**Instructions to follow**
Report, word for word, every line of the material that contains "Battery".

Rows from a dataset
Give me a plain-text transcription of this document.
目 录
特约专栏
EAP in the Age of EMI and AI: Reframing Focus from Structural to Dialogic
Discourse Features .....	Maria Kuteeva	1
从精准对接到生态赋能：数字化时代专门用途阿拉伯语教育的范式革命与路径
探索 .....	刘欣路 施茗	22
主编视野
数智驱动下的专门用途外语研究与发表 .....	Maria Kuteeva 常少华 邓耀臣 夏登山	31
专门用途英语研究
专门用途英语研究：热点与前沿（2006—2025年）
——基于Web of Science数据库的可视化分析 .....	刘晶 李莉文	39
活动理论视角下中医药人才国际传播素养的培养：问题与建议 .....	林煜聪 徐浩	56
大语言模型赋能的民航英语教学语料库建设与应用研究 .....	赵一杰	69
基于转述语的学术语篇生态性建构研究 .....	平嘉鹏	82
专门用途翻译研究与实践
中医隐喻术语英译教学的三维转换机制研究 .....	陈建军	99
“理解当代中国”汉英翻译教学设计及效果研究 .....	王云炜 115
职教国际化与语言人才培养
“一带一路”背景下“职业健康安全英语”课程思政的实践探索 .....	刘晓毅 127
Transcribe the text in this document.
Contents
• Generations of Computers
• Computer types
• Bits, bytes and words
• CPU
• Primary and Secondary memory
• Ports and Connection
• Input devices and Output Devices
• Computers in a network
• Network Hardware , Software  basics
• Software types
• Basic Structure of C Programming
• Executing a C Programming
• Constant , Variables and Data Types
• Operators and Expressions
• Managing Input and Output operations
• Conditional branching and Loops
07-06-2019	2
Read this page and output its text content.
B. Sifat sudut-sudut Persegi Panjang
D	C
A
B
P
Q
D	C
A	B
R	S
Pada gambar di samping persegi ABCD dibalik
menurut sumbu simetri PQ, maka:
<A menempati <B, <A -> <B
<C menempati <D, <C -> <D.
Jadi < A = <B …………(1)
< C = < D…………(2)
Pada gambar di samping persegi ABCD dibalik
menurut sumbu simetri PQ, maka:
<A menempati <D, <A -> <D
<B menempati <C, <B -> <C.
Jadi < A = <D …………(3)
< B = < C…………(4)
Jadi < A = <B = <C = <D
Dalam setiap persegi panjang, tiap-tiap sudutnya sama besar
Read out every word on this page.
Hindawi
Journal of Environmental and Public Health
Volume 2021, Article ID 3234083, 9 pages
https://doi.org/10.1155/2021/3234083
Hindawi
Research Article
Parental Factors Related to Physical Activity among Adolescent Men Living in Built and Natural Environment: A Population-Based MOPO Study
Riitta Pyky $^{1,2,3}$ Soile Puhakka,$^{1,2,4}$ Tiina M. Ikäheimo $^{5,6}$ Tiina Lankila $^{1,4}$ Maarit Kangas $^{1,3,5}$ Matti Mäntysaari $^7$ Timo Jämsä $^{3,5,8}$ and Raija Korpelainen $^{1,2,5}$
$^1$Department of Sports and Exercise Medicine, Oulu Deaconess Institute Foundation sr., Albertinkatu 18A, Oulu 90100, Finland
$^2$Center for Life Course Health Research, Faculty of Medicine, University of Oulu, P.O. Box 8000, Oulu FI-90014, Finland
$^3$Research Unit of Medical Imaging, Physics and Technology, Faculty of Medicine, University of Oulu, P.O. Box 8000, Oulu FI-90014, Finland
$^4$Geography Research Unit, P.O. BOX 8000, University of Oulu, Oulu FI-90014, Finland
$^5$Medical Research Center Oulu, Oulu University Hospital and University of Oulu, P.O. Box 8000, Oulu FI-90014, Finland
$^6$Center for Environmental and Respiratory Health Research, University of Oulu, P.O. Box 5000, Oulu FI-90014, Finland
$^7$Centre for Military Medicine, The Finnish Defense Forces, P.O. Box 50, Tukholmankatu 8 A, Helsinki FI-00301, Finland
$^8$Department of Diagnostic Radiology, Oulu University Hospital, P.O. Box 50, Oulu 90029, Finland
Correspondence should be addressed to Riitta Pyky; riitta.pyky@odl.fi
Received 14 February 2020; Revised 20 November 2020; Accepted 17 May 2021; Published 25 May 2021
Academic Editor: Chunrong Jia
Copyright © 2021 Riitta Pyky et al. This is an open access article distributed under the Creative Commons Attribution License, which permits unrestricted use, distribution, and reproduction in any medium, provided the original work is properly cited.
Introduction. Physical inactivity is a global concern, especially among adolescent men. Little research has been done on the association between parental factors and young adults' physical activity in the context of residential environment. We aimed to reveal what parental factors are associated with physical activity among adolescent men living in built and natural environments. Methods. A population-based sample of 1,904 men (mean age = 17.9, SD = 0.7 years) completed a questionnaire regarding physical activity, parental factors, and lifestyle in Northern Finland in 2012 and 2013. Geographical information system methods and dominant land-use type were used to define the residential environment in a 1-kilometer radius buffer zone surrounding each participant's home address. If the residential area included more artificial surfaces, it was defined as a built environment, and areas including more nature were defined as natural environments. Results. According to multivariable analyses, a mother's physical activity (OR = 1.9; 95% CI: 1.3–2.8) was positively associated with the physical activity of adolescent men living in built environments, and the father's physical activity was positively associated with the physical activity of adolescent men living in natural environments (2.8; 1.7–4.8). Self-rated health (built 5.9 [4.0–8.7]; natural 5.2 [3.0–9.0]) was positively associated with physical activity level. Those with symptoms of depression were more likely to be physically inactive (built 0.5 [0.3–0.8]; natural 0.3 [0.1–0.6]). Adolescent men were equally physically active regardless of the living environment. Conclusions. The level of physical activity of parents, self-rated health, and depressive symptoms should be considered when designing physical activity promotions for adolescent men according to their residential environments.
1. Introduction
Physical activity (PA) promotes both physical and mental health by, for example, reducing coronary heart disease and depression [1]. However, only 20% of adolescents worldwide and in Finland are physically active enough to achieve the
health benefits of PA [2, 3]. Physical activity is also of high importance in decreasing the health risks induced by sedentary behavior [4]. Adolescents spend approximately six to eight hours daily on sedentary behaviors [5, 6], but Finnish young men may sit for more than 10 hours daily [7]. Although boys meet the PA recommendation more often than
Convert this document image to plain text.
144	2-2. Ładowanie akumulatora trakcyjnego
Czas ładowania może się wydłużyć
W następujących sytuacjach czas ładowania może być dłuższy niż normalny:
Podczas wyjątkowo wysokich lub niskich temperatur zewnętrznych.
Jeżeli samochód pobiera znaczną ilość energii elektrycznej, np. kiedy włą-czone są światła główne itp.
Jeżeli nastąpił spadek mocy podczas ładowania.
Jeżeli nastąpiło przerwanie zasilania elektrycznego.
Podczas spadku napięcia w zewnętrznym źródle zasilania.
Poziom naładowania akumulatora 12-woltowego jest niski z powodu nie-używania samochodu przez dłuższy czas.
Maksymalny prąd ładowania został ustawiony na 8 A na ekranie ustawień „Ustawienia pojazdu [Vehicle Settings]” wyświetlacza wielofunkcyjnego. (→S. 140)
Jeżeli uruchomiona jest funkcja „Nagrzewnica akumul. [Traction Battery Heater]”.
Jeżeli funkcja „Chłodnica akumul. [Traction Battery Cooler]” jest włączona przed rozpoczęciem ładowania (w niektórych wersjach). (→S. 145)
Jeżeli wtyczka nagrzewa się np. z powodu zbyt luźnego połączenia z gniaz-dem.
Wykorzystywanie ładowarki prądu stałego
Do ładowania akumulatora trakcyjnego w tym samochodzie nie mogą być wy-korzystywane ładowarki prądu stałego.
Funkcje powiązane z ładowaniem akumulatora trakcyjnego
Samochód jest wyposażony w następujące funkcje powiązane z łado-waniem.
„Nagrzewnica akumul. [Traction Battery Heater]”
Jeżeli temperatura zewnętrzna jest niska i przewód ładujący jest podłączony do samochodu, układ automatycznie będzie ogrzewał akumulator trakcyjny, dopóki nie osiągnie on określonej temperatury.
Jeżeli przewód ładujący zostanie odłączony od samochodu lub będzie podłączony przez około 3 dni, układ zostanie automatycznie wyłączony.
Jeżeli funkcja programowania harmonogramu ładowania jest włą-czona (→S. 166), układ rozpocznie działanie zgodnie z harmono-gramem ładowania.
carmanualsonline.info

**Result of this task**
Jeżeli uruchomiona jest funkcja „Nagrzewnica akumul. [Traction Battery Heater]”.
Jeżeli funkcja „Chłodnica akumul. [Traction Battery Cooler]” jest włączona przed rozpoczęciem ładowania (w niektórych wersjach). (→S. 145)
„Nagrzewnica akumul. [Traction Battery Heater]”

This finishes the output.